#### [WHAT THIS TASK INVOLVES]
Quote every line below exactly as it reads.
# EXERCISE INPUTS start
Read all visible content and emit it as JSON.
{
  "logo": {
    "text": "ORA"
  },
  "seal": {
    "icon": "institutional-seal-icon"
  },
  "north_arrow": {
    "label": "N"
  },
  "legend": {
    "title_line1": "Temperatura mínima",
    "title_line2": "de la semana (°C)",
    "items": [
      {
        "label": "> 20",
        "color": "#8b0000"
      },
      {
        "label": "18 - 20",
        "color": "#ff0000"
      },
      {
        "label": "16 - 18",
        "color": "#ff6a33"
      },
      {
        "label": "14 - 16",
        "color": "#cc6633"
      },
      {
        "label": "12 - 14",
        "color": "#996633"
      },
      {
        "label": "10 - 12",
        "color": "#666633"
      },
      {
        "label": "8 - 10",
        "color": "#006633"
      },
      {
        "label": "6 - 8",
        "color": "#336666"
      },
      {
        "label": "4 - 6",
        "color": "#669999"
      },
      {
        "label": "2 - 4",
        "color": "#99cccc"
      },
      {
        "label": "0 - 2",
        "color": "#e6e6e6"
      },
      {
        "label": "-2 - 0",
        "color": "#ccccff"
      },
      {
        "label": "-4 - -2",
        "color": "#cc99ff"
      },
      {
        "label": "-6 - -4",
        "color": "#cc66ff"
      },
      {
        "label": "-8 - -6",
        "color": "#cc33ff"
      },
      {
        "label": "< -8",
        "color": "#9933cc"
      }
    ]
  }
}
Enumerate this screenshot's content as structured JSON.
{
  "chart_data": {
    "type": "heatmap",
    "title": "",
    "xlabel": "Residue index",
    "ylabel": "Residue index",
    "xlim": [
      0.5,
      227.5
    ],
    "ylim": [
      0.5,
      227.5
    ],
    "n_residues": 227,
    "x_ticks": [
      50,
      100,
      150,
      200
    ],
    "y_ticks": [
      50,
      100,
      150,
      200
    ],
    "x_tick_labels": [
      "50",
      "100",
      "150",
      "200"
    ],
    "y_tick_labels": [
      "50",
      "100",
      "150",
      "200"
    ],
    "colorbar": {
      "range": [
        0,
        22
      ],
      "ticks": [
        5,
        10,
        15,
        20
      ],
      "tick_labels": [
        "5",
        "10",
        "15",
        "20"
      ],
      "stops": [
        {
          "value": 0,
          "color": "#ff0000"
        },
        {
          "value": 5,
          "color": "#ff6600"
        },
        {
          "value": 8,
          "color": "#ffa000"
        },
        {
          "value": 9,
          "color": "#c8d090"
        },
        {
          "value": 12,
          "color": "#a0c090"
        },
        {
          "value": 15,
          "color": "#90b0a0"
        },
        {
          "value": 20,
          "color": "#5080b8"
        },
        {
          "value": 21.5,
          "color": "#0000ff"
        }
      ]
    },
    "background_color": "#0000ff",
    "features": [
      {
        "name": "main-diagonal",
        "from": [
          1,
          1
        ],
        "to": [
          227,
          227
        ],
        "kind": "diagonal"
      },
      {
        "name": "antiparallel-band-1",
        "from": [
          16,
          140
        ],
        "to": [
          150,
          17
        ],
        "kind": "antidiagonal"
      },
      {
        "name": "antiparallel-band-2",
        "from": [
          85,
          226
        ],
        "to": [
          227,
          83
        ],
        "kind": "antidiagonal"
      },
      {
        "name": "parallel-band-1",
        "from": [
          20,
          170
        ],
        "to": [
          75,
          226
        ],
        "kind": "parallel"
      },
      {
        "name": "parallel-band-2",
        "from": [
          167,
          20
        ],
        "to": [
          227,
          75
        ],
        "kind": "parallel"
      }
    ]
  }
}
# EXERCISE INPUTS end
#### [EXPECTED OUTPUT]
Read all visible content and emit it as JSON.
{
  "logo": {
    "text": "ORA"
  },
  "seal": {
    "icon": "institutional-seal-icon"
  },
  "north_arrow": {
    "label": "N"
  },
  "legend": {
    "title_line1": "Temperatura mínima",
    "title_line2": "de la semana (°C)",
    "items": [
      {
        "label": "> 20",
        "color": "#8b0000"
      },
      {
        "label": "18 - 20",
        "color": "#ff0000"
      },
      {
        "label": "16 - 18",
        "color": "#ff6a33"
      },
      {
        "label": "14 - 16",
        "color": "#cc6633"
      },
      {
        "label": "12 - 14",
        "color": "#996633"
      },
      {
        "label": "10 - 12",
        "color": "#666633"
      },
      {
        "label": "8 - 10",
        "color": "#006633"
      },
      {
        "label": "6 - 8",
        "color": "#336666"
      },
      {
        "label": "4 - 6",
        "color": "#669999"
      },
      {
        "label": "2 - 4",
        "color": "#99cccc"
      },
      {
        "label": "0 - 2",
        "color": "#e6e6e6"
      },
      {
        "label": "-2 - 0",
        "color": "#ccccff"
      },
      {
        "label": "-4 - -2",
        "color": "#cc99ff"
      },
      {
        "label": "-6 - -4",
        "color": "#cc66ff"
      },
      {
        "label": "-8 - -6",
        "color": "#cc33ff"
      },
      {
        "label": "< -8",
        "color": "#9933cc"
      }
    ]
  }
}
Enumerate this screenshot's content as structured JSON.
{
  "chart_data": {
    "type": "heatmap",
    "title": "",
    "xlabel": "Residue index",
    "ylabel": "Residue index",
    "xlim": [
      0.5,
      227.5
    ],
    "ylim": [
      0.5,
      227.5
    ],
    "n_residues": 227,
    "x_ticks": [
      50,
      100,
      150,
      200
    ],
    "y_ticks": [
      50,
      100,
      150,
      200
    ],
    "x_tick_labels": [
      "50",
      "100",
      "150",
      "200"
    ],
    "y_tick_labels": [
      "50",
      "100",
      "150",
      "200"
    ],
    "colorbar": {
      "range": [
        0,
        22
      ],
      "ticks": [
        5,
        10,
        15,
        20
      ],
      "tick_labels": [
        "5",
        "10",
        "15",
        "20"
      ],
      "stops": [
        {
          "value": 0,
          "color": "#ff0000"
        },
        {
          "value": 5,
          "color": "#ff6600"
        },
        {
          "value": 8,
          "color": "#ffa000"
        },
        {
          "value": 9,
          "color": "#c8d090"
        },
        {
          "value": 12,
          "color": "#a0c090"
        },
        {
          "value": 15,
          "color": "#90b0a0"
        },
        {
          "value": 20,
          "color": "#5080b8"
        },
        {
          "value": 21.5,
          "color": "#0000ff"
        }
      ]
    },
    "background_color": "#0000ff",
    "features": [
      {
        "name": "main-diagonal",
        "from": [
          1,
          1
        ],
        "to": [
          227,
          227
        ],
        "kind": "diagonal"
      },
      {
        "name": "antiparallel-band-1",
        "from": [
          16,
          140
        ],
        "to": [
          150,
          17
        ],
        "kind": "antidiagonal"
      },
      {
        "name": "antiparallel-band-2",
        "from": [
          85,
          226
        ],
        "to": [
          227,
          83
        ],
        "kind": "antidiagonal"
      },
      {
        "name": "parallel-band-1",
        "from": [
          20,
          170
        ],
        "to": [
          75,
          226
        ],
        "kind": "parallel"
      },
      {
        "name": "parallel-band-2",
        "from": [
          167,
          20
        ],
        "to": [
          227,
          75
        ],
        "kind": "parallel"
      }
    ]
  }
}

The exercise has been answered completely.